-- START --

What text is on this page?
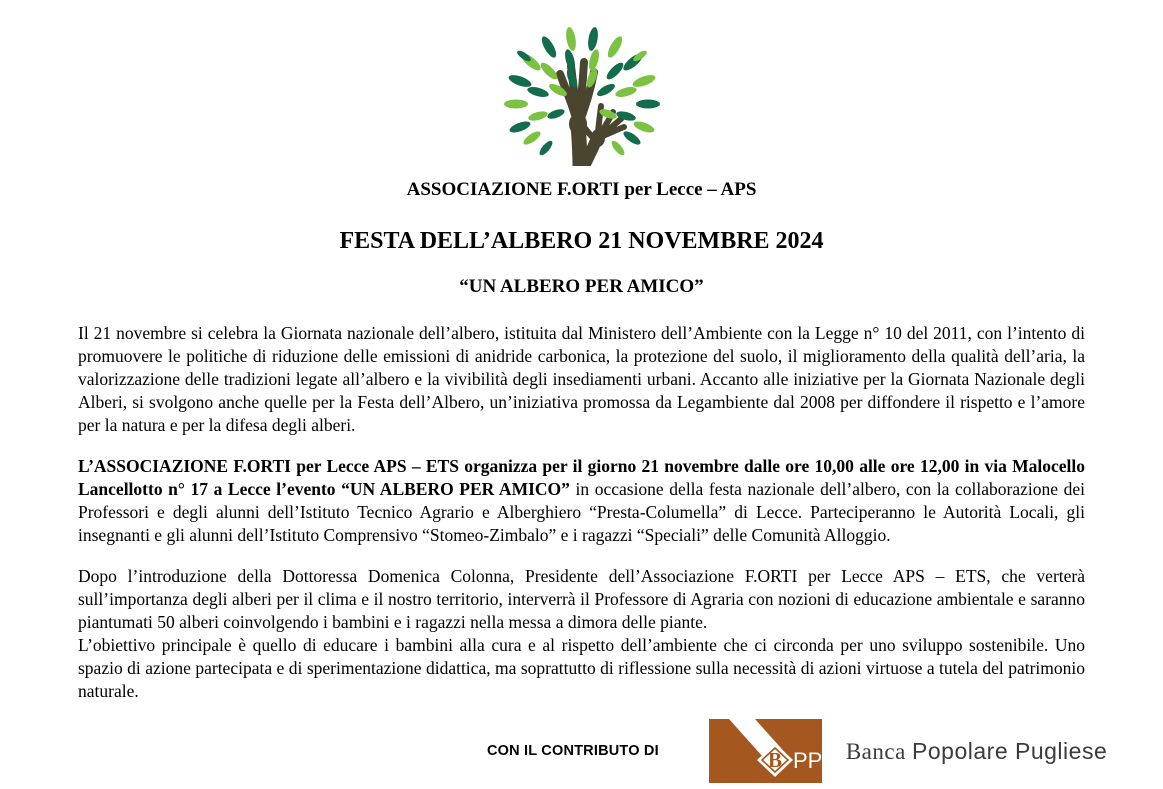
ASSOCIAZIONE F.ORTI per Lecce – APS
FESTA DELL’ALBERO 21 NOVEMBRE 2024
“UN ALBERO PER AMICO”

Il 21 novembre si celebra la Giornata nazionale dell’albero, istituita dal Ministero dell’Ambiente con la Legge n° 10 del 2011, con l’intento di promuovere le politiche di riduzione delle emissioni di anidride carbonica, la protezione del suolo, il miglioramento della qualità dell’aria, la valorizzazione delle tradizioni legate all’albero e la vivibilità degli insediamenti urbani. Accanto alle iniziative per la Giornata Nazionale degli Alberi, si svolgono anche quelle per la Festa dell’Albero, un’iniziativa promossa da Legambiente dal 2008 per diffondere il rispetto e l’amore per la natura e per la difesa degli alberi.

L’ASSOCIAZIONE F.ORTI per Lecce APS – ETS organizza per il giorno 21 novembre dalle ore 10,00 alle ore 12,00 in via Malocello Lancellotto n° 17 a Lecce l’evento “UN ALBERO PER AMICO” in occasione della festa nazionale dell’albero, con la collaborazione dei Professori e degli alunni dell’Istituto Tecnico Agrario e Alberghiero “Presta-Columella” di Lecce. Parteciperanno le Autorità Locali, gli insegnanti e gli alunni dell’Istituto Comprensivo “Stomeo-Zimbalo” e i ragazzi “Speciali” delle Comunità Alloggio.

Dopo l’introduzione della Dottoressa Domenica Colonna, Presidente dell’Associazione F.ORTI per Lecce APS – ETS, che verterà sull’importanza degli alberi per il clima e il nostro territorio, interverrà il Professore di Agraria con nozioni di educazione ambientale e saranno piantumati 50 alberi coinvolgendo i bambini e i ragazzi nella messa a dimora delle piante.

L’obiettivo principale è quello di educare i bambini alla cura e al rispetto dell’ambiente che ci circonda per uno sviluppo sostenibile. Uno spazio di azione partecipata e di sperimentazione didattica, ma soprattutto di riflessione sulla necessità di azioni virtuose a tutela del patrimonio naturale.

CON IL CONTRIBUTO DI	B PP Banca Popolare Pugliese
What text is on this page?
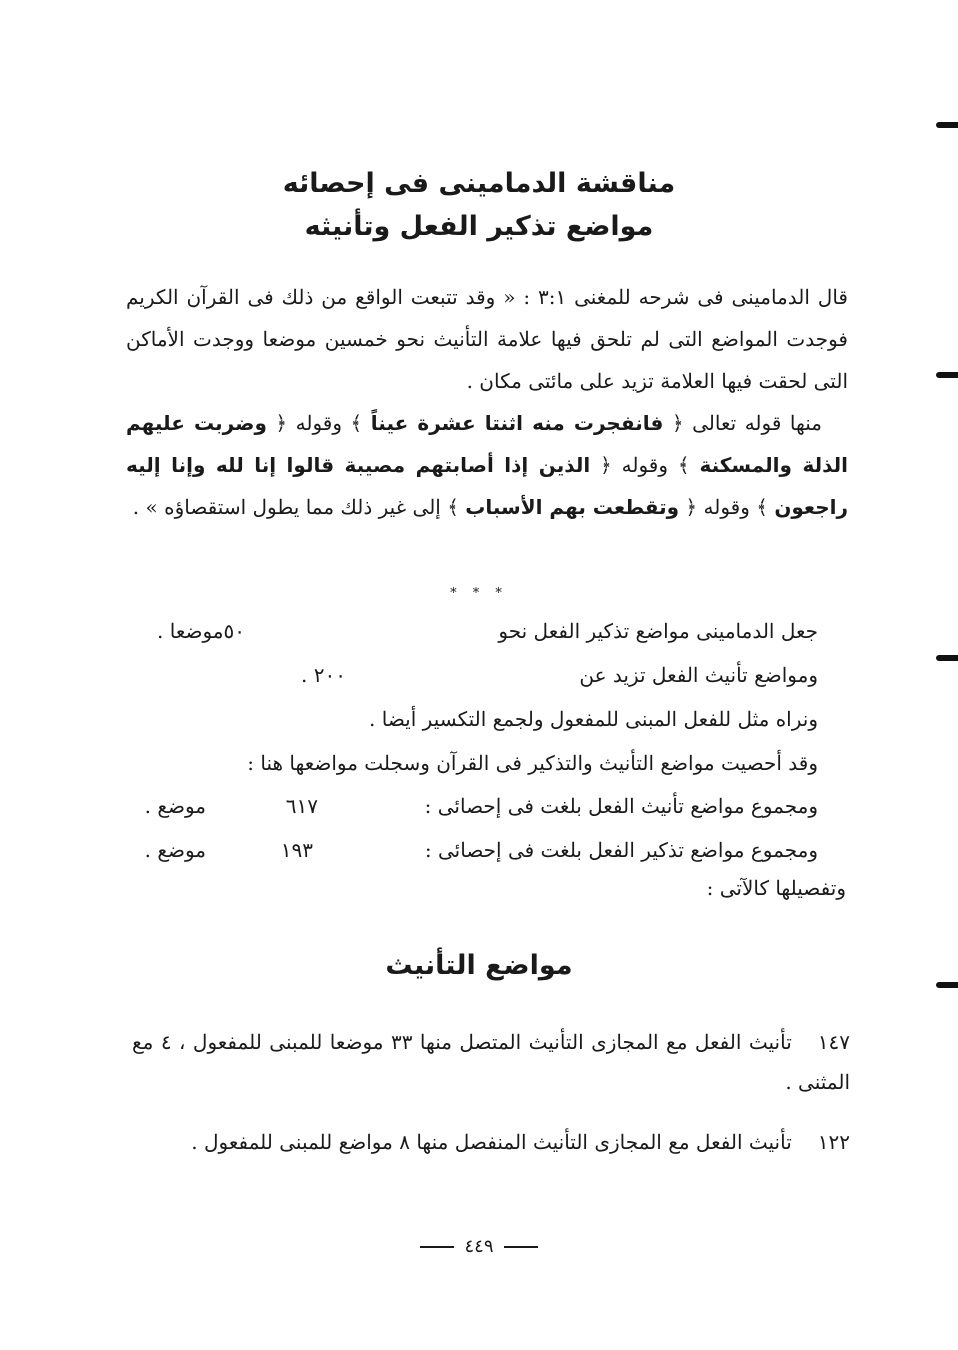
مناقشة الدمامينى فى إحصائه
مواضع تذكير الفعل وتأنيثه
قال الدمامينى فى شرحه للمغنى ٣:١ : « وقد تتبعت الواقع من ذلك فى القرآن الكريم فوجدت المواضع التى لم تلحق فيها علامة التأنيث نحو خمسين موضعا ووجدت الأماكن التى لحقت فيها العلامة تزيد على مائتى مكان .
منها قوله تعالى ﴿ فانفجرت منه اثنتا عشرة عيناً ﴾ وقوله ﴿ وضربت عليهم الذلة والمسكنة ﴾ وقوله ﴿ الذين إذا أصابتهم مصيبة قالوا إنا لله وإنا إليه راجعون ﴾ وقوله ﴿ وتقطعت بهم الأسباب ﴾ إلى غير ذلك مما يطول استقصاؤه » .
* * *
جعل الدمامينى مواضع تذكير الفعل نحو
٥٠موضعا .
ومواضع تأنيث الفعل تزيد عن
٢٠٠ .
ونراه مثل للفعل المبنى للمفعول ولجمع التكسير أيضا .
وقد أحصيت مواضع التأنيث والتذكير فى القرآن وسجلت مواضعها هنا :
ومجموع مواضع تأنيث الفعل بلغت فى إحصائى :
٦١٧
موضع .
ومجموع مواضع تذكير الفعل بلغت فى إحصائى :
١٩٣
موضع .
وتفصيلها كالآتى :
مواضع التأنيث
١٤٧تأنيث الفعل مع المجازى التأنيث المتصل منها ٣٣ موضعا للمبنى للمفعول ، ٤ مع المثنى .
١٢٢تأنيث الفعل مع المجازى التأنيث المنفصل منها ٨ مواضع للمبنى للمفعول .
٤٤٩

-- END --

[Objective]
Of the lines above, how many contain the word "الدمامينى"? Provide the number and nothing else.

[Response to this task]
3